__Requirements__.
All entries must be extracted exactly, with nothing added or dropped.

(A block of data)
## begin

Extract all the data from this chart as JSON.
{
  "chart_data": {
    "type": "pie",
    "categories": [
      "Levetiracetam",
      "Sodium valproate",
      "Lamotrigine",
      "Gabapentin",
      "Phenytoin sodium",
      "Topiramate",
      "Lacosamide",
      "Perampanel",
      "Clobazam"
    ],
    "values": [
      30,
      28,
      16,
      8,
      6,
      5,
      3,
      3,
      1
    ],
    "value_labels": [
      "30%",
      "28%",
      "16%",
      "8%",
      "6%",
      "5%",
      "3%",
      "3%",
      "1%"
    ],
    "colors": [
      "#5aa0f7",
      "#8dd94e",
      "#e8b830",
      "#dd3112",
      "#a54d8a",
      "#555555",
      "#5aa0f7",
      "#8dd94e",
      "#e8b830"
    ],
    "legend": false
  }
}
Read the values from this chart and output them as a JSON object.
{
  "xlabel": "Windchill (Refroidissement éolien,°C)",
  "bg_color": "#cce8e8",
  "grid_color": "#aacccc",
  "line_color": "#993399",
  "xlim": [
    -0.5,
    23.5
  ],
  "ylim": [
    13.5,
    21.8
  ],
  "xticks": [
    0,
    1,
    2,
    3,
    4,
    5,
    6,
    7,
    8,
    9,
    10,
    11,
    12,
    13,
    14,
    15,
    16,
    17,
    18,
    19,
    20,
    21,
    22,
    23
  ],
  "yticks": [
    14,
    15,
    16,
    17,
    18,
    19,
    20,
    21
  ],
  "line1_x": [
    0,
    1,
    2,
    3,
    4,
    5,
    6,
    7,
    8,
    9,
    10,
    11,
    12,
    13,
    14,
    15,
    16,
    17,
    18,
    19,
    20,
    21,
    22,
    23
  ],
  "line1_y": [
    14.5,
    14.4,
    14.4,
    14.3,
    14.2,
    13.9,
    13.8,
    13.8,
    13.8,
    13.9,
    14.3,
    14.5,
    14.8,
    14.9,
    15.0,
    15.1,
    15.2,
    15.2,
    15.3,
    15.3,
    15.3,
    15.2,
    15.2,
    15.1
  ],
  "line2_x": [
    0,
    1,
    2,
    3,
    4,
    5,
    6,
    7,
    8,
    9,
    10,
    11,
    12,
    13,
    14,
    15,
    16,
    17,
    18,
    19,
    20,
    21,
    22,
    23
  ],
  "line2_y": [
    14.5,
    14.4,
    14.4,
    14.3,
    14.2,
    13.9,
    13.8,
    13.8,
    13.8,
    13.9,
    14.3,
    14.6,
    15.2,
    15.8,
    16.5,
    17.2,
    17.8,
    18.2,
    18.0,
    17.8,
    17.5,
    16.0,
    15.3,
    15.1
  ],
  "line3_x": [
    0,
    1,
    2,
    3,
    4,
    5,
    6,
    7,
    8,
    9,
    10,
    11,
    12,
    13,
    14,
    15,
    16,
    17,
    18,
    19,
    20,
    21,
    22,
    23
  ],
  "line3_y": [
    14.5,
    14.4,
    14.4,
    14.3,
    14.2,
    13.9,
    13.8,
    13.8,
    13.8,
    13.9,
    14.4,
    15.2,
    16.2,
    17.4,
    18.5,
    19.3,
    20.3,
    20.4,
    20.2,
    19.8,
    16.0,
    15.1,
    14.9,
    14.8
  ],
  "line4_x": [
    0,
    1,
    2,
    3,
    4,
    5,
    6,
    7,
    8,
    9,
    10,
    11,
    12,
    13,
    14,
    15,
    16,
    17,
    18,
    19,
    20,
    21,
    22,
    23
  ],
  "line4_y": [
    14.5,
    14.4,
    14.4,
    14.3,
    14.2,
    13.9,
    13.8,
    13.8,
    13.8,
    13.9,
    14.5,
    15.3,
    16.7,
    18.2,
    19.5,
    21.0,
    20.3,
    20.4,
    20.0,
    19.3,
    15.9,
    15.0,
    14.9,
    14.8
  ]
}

## end

__The output__.
Extract all the data from this chart as JSON.
{
  "chart_data": {
    "type": "pie",
    "categories": [
      "Levetiracetam",
      "Sodium valproate",
      "Lamotrigine",
      "Gabapentin",
      "Phenytoin sodium",
      "Topiramate",
      "Lacosamide",
      "Perampanel",
      "Clobazam"
    ],
    "values": [
      30,
      28,
      16,
      8,
      6,
      5,
      3,
      3,
      1
    ],
    "value_labels": [
      "30%",
      "28%",
      "16%",
      "8%",
      "6%",
      "5%",
      "3%",
      "3%",
      "1%"
    ],
    "colors": [
      "#5aa0f7",
      "#8dd94e",
      "#e8b830",
      "#dd3112",
      "#a54d8a",
      "#555555",
      "#5aa0f7",
      "#8dd94e",
      "#e8b830"
    ],
    "legend": false
  }
}
Read the values from this chart and output them as a JSON object.
{
  "xlabel": "Windchill (Refroidissement éolien,°C)",
  "bg_color": "#cce8e8",
  "grid_color": "#aacccc",
  "line_color": "#993399",
  "xlim": [
    -0.5,
    23.5
  ],
  "ylim": [
    13.5,
    21.8
  ],
  "xticks": [
    0,
    1,
    2,
    3,
    4,
    5,
    6,
    7,
    8,
    9,
    10,
    11,
    12,
    13,
    14,
    15,
    16,
    17,
    18,
    19,
    20,
    21,
    22,
    23
  ],
  "yticks": [
    14,
    15,
    16,
    17,
    18,
    19,
    20,
    21
  ],
  "line1_x": [
    0,
    1,
    2,
    3,
    4,
    5,
    6,
    7,
    8,
    9,
    10,
    11,
    12,
    13,
    14,
    15,
    16,
    17,
    18,
    19,
    20,
    21,
    22,
    23
  ],
  "line1_y": [
    14.5,
    14.4,
    14.4,
    14.3,
    14.2,
    13.9,
    13.8,
    13.8,
    13.8,
    13.9,
    14.3,
    14.5,
    14.8,
    14.9,
    15.0,
    15.1,
    15.2,
    15.2,
    15.3,
    15.3,
    15.3,
    15.2,
    15.2,
    15.1
  ],
  "line2_x": [
    0,
    1,
    2,
    3,
    4,
    5,
    6,
    7,
    8,
    9,
    10,
    11,
    12,
    13,
    14,
    15,
    16,
    17,
    18,
    19,
    20,
    21,
    22,
    23
  ],
  "line2_y": [
    14.5,
    14.4,
    14.4,
    14.3,
    14.2,
    13.9,
    13.8,
    13.8,
    13.8,
    13.9,
    14.3,
    14.6,
    15.2,
    15.8,
    16.5,
    17.2,
    17.8,
    18.2,
    18.0,
    17.8,
    17.5,
    16.0,
    15.3,
    15.1
  ],
  "line3_x": [
    0,
    1,
    2,
    3,
    4,
    5,
    6,
    7,
    8,
    9,
    10,
    11,
    12,
    13,
    14,
    15,
    16,
    17,
    18,
    19,
    20,
    21,
    22,
    23
  ],
  "line3_y": [
    14.5,
    14.4,
    14.4,
    14.3,
    14.2,
    13.9,
    13.8,
    13.8,
    13.8,
    13.9,
    14.4,
    15.2,
    16.2,
    17.4,
    18.5,
    19.3,
    20.3,
    20.4,
    20.2,
    19.8,
    16.0,
    15.1,
    14.9,
    14.8
  ],
  "line4_x": [
    0,
    1,
    2,
    3,
    4,
    5,
    6,
    7,
    8,
    9,
    10,
    11,
    12,
    13,
    14,
    15,
    16,
    17,
    18,
    19,
    20,
    21,
    22,
    23
  ],
  "line4_y": [
    14.5,
    14.4,
    14.4,
    14.3,
    14.2,
    13.9,
    13.8,
    13.8,
    13.8,
    13.9,
    14.5,
    15.3,
    16.7,
    18.2,
    19.5,
    21.0,
    20.3,
    20.4,
    20.0,
    19.3,
    15.9,
    15.0,
    14.9,
    14.8
  ]
}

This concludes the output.